[Instruction]
Retype the whole listing, please, keeping every line exact and dropping the pictures.

+++ Supplied material +++

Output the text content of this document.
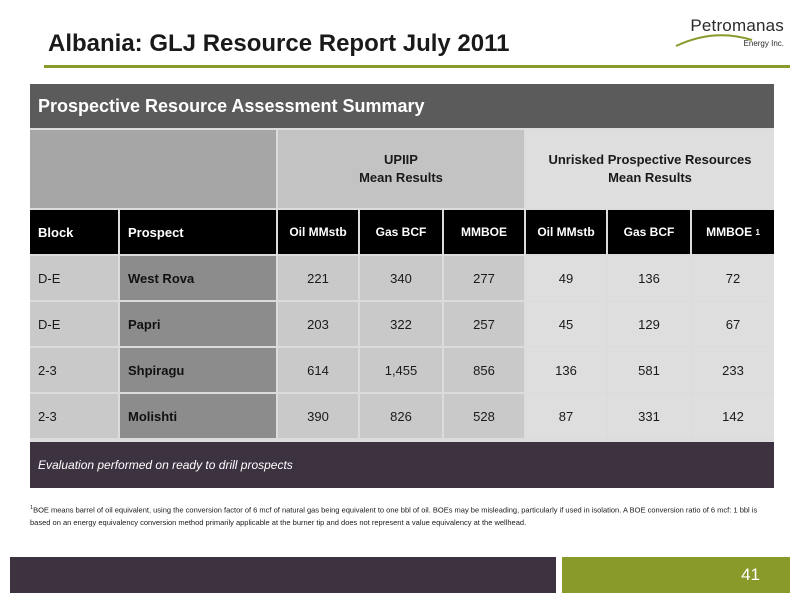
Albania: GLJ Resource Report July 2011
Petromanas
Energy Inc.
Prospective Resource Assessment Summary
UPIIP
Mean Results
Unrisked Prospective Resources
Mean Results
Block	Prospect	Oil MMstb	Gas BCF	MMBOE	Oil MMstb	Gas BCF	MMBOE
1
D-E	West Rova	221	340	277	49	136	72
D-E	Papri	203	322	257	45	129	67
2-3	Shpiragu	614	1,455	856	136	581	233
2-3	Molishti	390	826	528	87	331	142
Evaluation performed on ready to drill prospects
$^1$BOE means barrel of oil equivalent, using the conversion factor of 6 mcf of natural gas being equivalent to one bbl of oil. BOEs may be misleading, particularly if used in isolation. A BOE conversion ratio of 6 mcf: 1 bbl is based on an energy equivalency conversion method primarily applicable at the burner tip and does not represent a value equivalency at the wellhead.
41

+++

[Completed exercise]
Output the text content of this document.
Albania: GLJ Resource Report July 2011
Petromanas
Energy Inc.
Prospective Resource Assessment Summary
UPIIP
Mean Results
Unrisked Prospective Resources
Mean Results
Block	Prospect	Oil MMstb	Gas BCF	MMBOE	Oil MMstb	Gas BCF	MMBOE
1
D-E	West Rova	221	340	277	49	136	72
D-E	Papri	203	322	257	45	129	67
2-3	Shpiragu	614	1,455	856	136	581	233
2-3	Molishti	390	826	528	87	331	142
Evaluation performed on ready to drill prospects
$^1$BOE means barrel of oil equivalent, using the conversion factor of 6 mcf of natural gas being equivalent to one bbl of oil. BOEs may be misleading, particularly if used in isolation. A BOE conversion ratio of 6 mcf: 1 bbl is based on an energy equivalency conversion method primarily applicable at the burner tip and does not represent a value equivalency at the wellhead.
41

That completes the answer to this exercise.